** start of Records supplied **
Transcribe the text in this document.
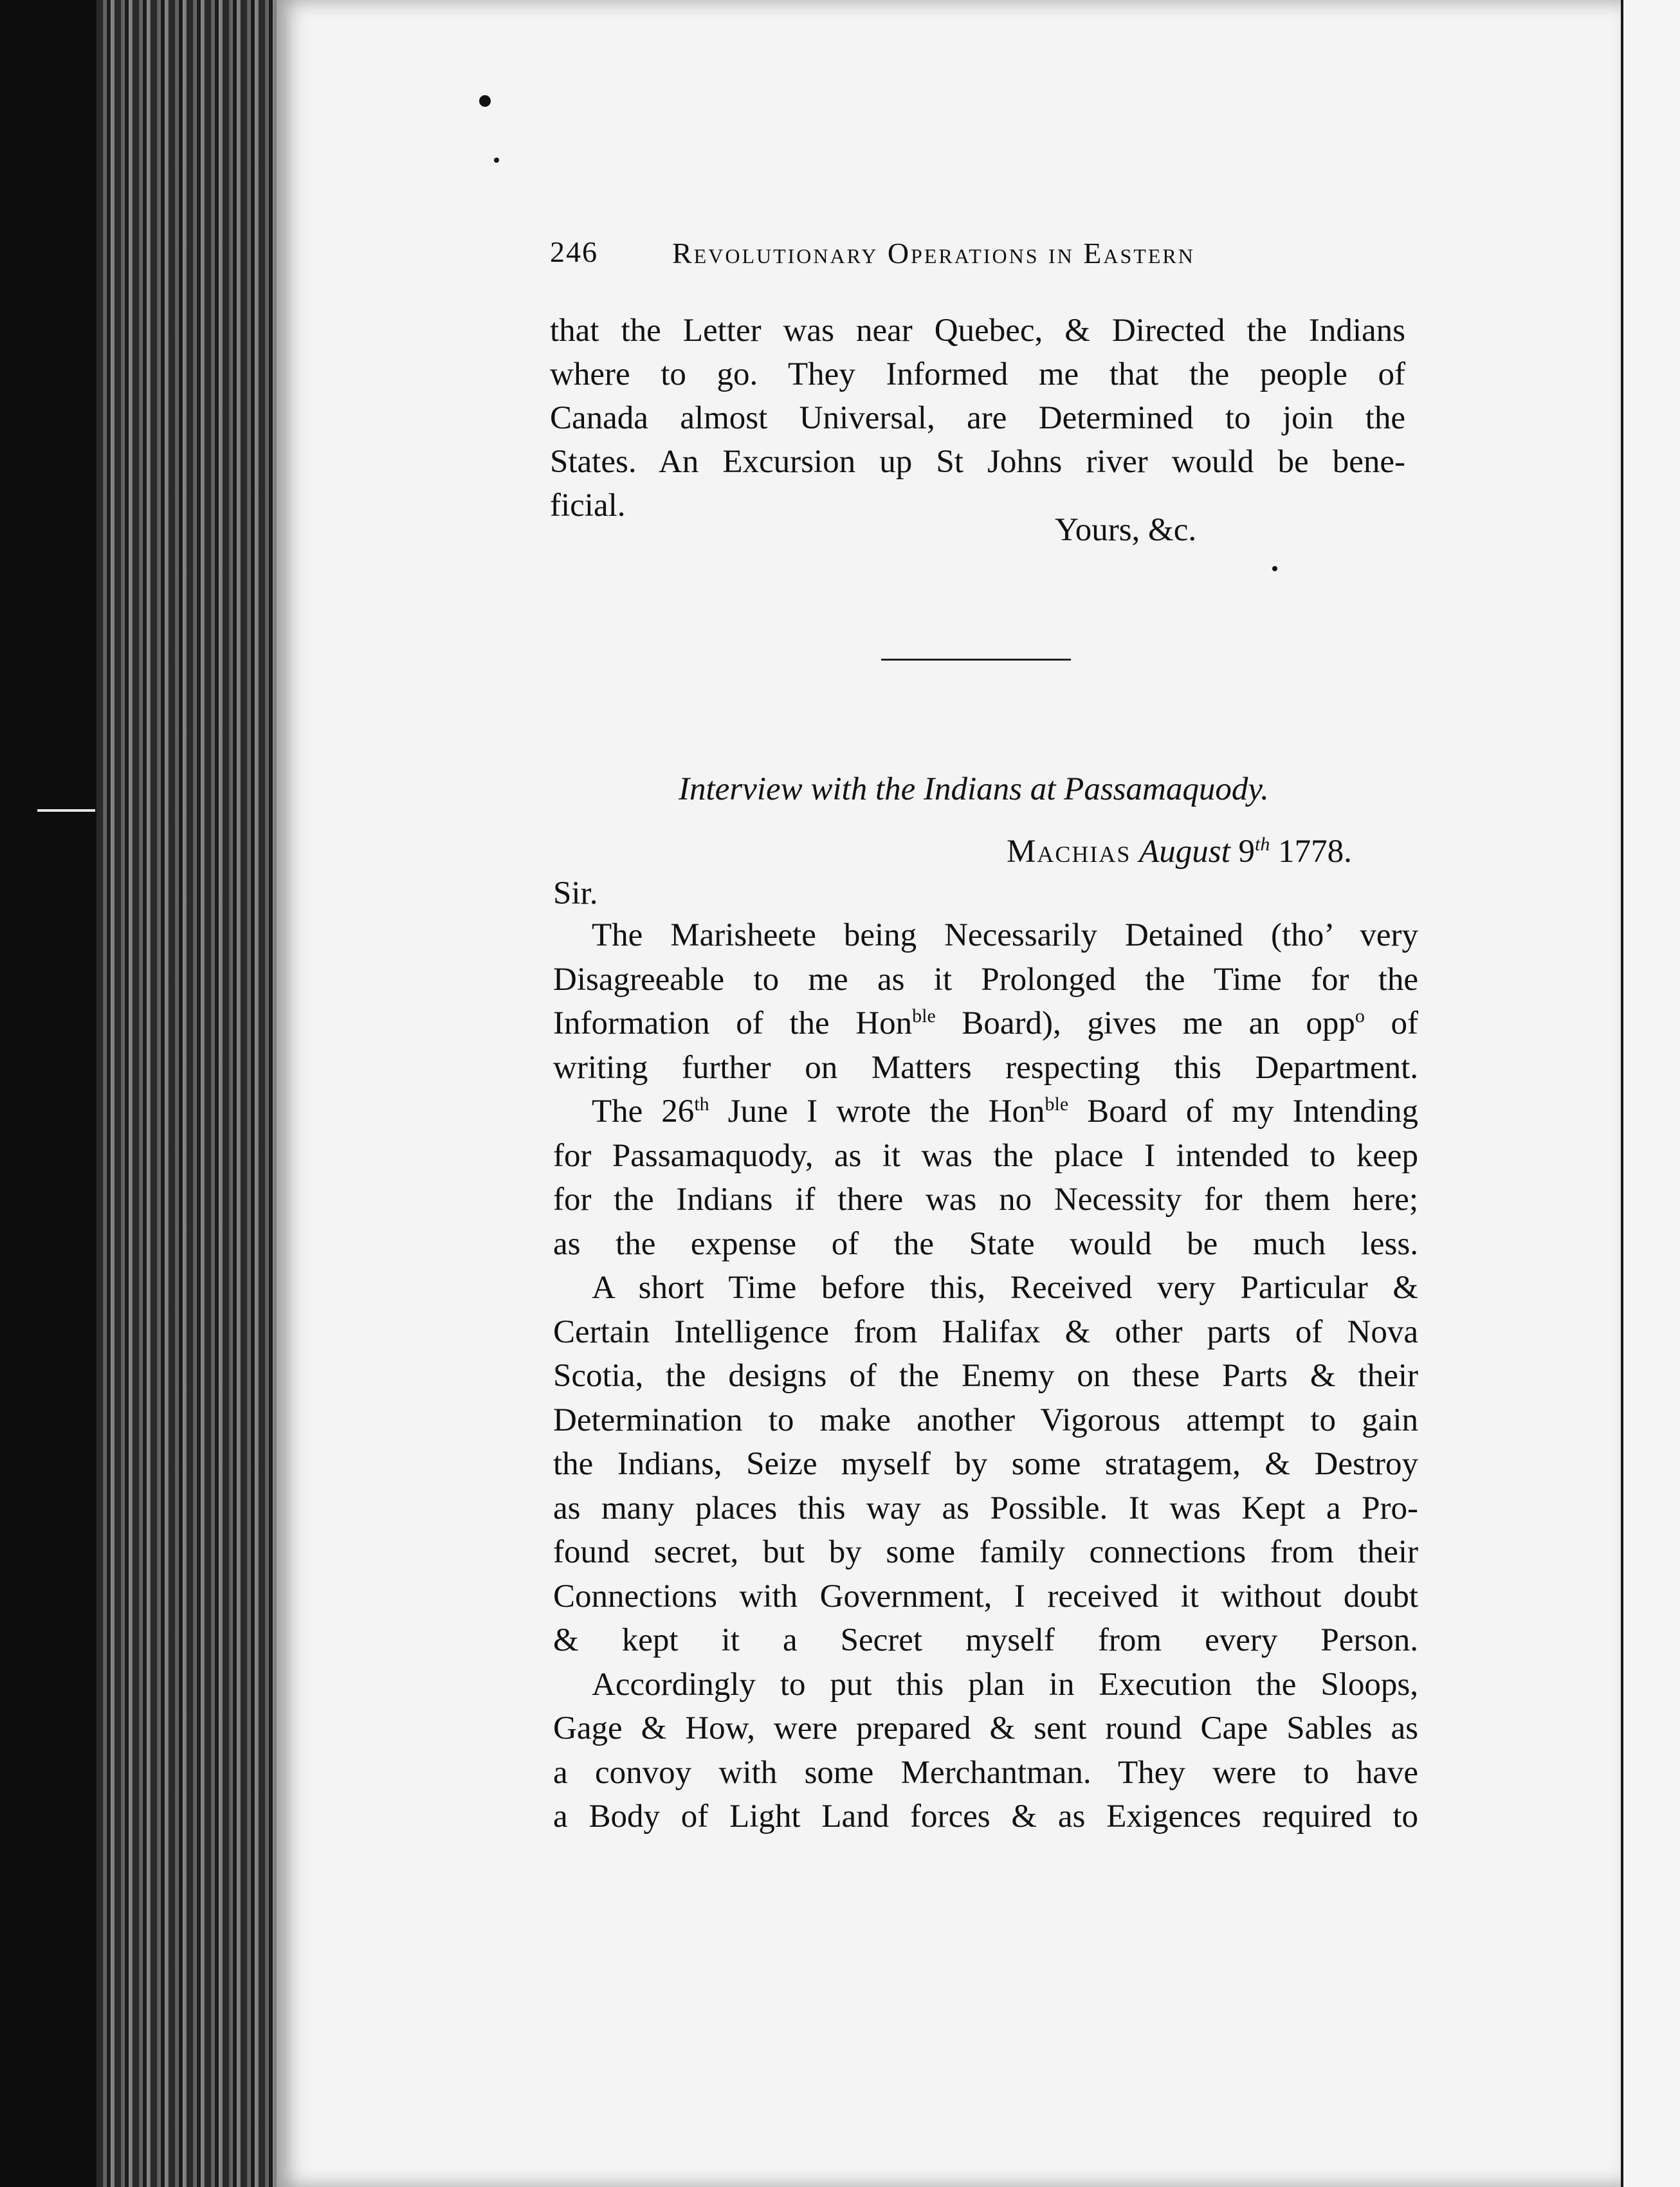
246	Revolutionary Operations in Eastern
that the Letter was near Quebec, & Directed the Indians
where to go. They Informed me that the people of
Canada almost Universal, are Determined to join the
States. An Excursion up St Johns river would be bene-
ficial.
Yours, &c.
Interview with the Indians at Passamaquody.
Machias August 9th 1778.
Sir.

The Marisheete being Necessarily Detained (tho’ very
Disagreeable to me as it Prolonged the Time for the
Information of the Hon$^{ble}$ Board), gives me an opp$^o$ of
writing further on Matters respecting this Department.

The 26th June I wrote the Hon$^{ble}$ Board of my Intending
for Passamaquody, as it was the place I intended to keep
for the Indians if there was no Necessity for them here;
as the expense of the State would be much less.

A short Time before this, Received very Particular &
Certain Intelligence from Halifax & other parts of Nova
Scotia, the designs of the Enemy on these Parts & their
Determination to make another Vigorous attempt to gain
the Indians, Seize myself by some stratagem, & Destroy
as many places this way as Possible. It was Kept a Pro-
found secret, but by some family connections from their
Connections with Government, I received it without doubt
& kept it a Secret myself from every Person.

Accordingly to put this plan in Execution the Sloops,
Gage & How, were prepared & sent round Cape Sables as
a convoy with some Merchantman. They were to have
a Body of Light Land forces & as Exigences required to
** end of Records supplied **
◆ Required work ◆
Repeat each entry exactly as given; no pictures belong in the copy.

◆ Result ◆
Transcribe the text in this document.
246	Revolutionary Operations in Eastern
that the Letter was near Quebec, & Directed the Indians
where to go. They Informed me that the people of
Canada almost Universal, are Determined to join the
States. An Excursion up St Johns river would be bene-
ficial.
Yours, &c.
Interview with the Indians at Passamaquody.
Machias August 9th 1778.
Sir.

The Marisheete being Necessarily Detained (tho’ very
Disagreeable to me as it Prolonged the Time for the
Information of the Hon$^{ble}$ Board), gives me an opp$^o$ of
writing further on Matters respecting this Department.

The 26th June I wrote the Hon$^{ble}$ Board of my Intending
for Passamaquody, as it was the place I intended to keep
for the Indians if there was no Necessity for them here;
as the expense of the State would be much less.

A short Time before this, Received very Particular &
Certain Intelligence from Halifax & other parts of Nova
Scotia, the designs of the Enemy on these Parts & their
Determination to make another Vigorous attempt to gain
the Indians, Seize myself by some stratagem, & Destroy
as many places this way as Possible. It was Kept a Pro-
found secret, but by some family connections from their
Connections with Government, I received it without doubt
& kept it a Secret myself from every Person.

Accordingly to put this plan in Execution the Sloops,
Gage & How, were prepared & sent round Cape Sables as
a convoy with some Merchantman. They were to have
a Body of Light Land forces & as Exigences required to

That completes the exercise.